A revolução trabalhista
está na pauta do dia por diversas razões. Em seu livro, Lynda Gratton apresenta
o resultado de um estudo feito com 21 companhias globais e mais de 200
executivos na London Business School. Do extenso debate, ela elegeu as cinco
forças que estão moldando o trabalho e, claro, seus profissionais. Em primeiro
lugar, está a tecnologia. Como na Revolução Industrial, quando as máquinas
aceleraram a produtividade, hoje a vida em rede e os recursos de ponta eliminam
uma série de empregos e modificam outros tantos. No cenário brasileiro, há de se
considerar a herança deixada pelas amargas décadas de 1980 e 1990, nas quais o
desemprego e a terceirização explodiram – segundo Pochmann, o número de
trabalhadores sem carteira assinada e por conta própria subiu de 11,7% para
58,2% somente entre 1985 e 1990. Nos últimos anos, o desemprego vem diminuindo e
a formalização aumentou. Esse crescimento, porém, se deve mais pela geração de
novos postos de trabalho com carteira assinada do que pela regularização do
trabalho informal. Hoje, 45% dos brasileiros ativos não são registrados, de
acordo com o Ipea. 

Outras três forças
citadas por Lynda Gratton são globalização, mudanças demográficas e preocupações
ambientais. A primeira traz com ela a entrada de novos países no grande jogo
econômico global – como o próprio Brasil. A segunda diz respeito à quantidade de
gente no mundo – seremos nove bilhões em 2050 –, e à maior expectativa de vida.
E a terceira tem a ver com as mudanças necessárias na forma de produzir e
consumir para reduzir os impactos no meio ambiente. Por fim, a autora destaca a
quinta força: as tendências de comportamento humano. Mais gente viverá só, as
famílias serão menores e as relações afetivas serão foco de maior atenção.
Trabalhar em casa ou próximo da moradia, mais que uma questão sustentável, será
uma opção pelo bem-estar, algo que o brasileiro já valoriza. Em uma pesquisa
feita pela Associação Brasileira de Recursos Humanos (ABRH), no começo do ano, a
meta profissional mais desejada em 2012 pelos entrevistados é “melhorar a
qualidade de vida”, acima até da opção “ganhar mais”. “O workaholic está saindo
de moda”, afirma a professora Adriana Gomes, da ESPM. “Aos poucos, as pessoas
foram percebendo que a produtividade delas caía a médio e longo prazos.”

Não é só o profissional
que deve estar preparado para tamanha virada. As empresas, sobretudo as grandes
corporações que se expandiram ao longo dos últimos 20 anos, também precisam
arejar suas convicções. Uma das principais mudanças é dar mais autonomia para
que o funcionário crie, produza e evolua sem ficar estafado. Tânia Casado, da
USP, coordena um grupo de estudo que tem se debruçado sobre um tema fresquinho,
curioso e fundamental para o mundo corporativo: o “opt-out”. Trata-se da
prática, ainda pouco conhecida e aplicada, na qual as pessoas podem continuar
sua trajetória dentro de uma empresa sem ter que necessariamente seguir a trilha
convencional de subir na hierarquia. “Executivos de grandes grupos me procuram
preocupados com a fuga de talentos e me perguntam o que podem fazer para
retê-los”, diz a professora. Isso inclui principalmente mulheres que gostariam
de passar mais tempo com seus filhos após a licença-maternidade, sem abrir mão
da carreira. A resposta de Tânia é: opt-out. Ofereça opções ou os talentos vão
embora. Principalmente em um momento bom da economia.

## CONTEÚDO DOS REGISTROS
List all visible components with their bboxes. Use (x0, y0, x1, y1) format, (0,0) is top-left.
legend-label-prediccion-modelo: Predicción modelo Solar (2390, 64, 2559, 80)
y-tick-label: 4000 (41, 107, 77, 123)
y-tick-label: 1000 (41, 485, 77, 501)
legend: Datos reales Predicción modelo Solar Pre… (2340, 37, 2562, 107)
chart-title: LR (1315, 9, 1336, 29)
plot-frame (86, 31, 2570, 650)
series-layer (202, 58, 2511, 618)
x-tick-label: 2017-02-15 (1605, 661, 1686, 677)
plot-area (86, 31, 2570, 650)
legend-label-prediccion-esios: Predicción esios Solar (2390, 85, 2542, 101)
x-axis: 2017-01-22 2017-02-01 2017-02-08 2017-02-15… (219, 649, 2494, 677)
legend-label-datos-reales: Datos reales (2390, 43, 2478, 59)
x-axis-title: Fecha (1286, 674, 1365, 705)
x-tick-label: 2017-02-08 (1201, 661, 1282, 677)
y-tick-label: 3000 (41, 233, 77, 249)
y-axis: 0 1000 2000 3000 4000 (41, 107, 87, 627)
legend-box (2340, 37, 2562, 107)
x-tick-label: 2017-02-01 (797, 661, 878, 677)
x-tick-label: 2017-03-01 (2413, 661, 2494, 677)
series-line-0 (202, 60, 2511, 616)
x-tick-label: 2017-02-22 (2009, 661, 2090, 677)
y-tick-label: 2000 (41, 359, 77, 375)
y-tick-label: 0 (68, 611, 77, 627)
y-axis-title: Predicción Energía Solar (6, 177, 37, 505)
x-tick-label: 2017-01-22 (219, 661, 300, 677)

## INSTRUÇÃO 1
Atualize os registros, substituindo “x-tick-label” por “rotulo-eixo-x” e mantendo todo o resto igual.
## INSTRUÇÃO 2
Dê seguimento ao texto sobre as transformações no mundo do trabalho, começando logo após a última frase.
O texto e os registros não têm relação entre si.

## RESPOSTA CORRETA 1
List all visible components with their bboxes. Use (x0, y0, x1, y1) format, (0,0) is top-left.
legend-label-prediccion-modelo: Predicción modelo Solar (2390, 64, 2559, 80)
y-tick-label: 4000 (41, 107, 77, 123)
y-tick-label: 1000 (41, 485, 77, 501)
legend: Datos reales Predicción modelo Solar Pre… (2340, 37, 2562, 107)
chart-title: LR (1315, 9, 1336, 29)
plot-frame (86, 31, 2570, 650)
series-layer (202, 58, 2511, 618)
rotulo-eixo-x: 2017-02-15 (1605, 661, 1686, 677)
plot-area (86, 31, 2570, 650)
legend-label-prediccion-esios: Predicción esios Solar (2390, 85, 2542, 101)
x-axis: 2017-01-22 2017-02-01 2017-02-08 2017-02-15… (219, 649, 2494, 677)
legend-label-datos-reales: Datos reales (2390, 43, 2478, 59)
x-axis-title: Fecha (1286, 674, 1365, 705)
rotulo-eixo-x: 2017-02-08 (1201, 661, 1282, 677)
y-tick-label: 3000 (41, 233, 77, 249)
y-axis: 0 1000 2000 3000 4000 (41, 107, 87, 627)
legend-box (2340, 37, 2562, 107)
rotulo-eixo-x: 2017-02-01 (797, 661, 878, 677)
rotulo-eixo-x: 2017-03-01 (2413, 661, 2494, 677)
series-line-0 (202, 60, 2511, 616)
rotulo-eixo-x: 2017-02-22 (2009, 661, 2090, 677)
y-tick-label: 2000 (41, 359, 77, 375)
y-tick-label: 0 (68, 611, 77, 627)
y-axis-title: Predicción Energía Solar (6, 177, 37, 505)
rotulo-eixo-x: 2017-01-22 (219, 661, 300, 677)

## RESPOSTA CORRETA 2
O desafio de lidar com
esse novo perfil é tão grande que é o tema do Congresso Anual de Gestão de
Pessoas (Conarh) deste ano, que será realizado em agosto. “Os profissionais, em
especial os jovens, guiam suas carreiras por suas causas e valores”, diz Leyla
Nascimento, presidente da ABRH, que organiza o evento. “Se percebem que seu
empregador não compra a sua causa, ele simplesmente vai embora.” Outra
insatisfação grande, segundo ela é não ser reconhecido, cobrado e valorizado, o
que exige melhorias na comunicação e na forma como as lideranças atuam. Até
mesmo o uso das redes sociais é visto como uma questão estratégica. “É uma
realidade e não pode mais ser ignorada.”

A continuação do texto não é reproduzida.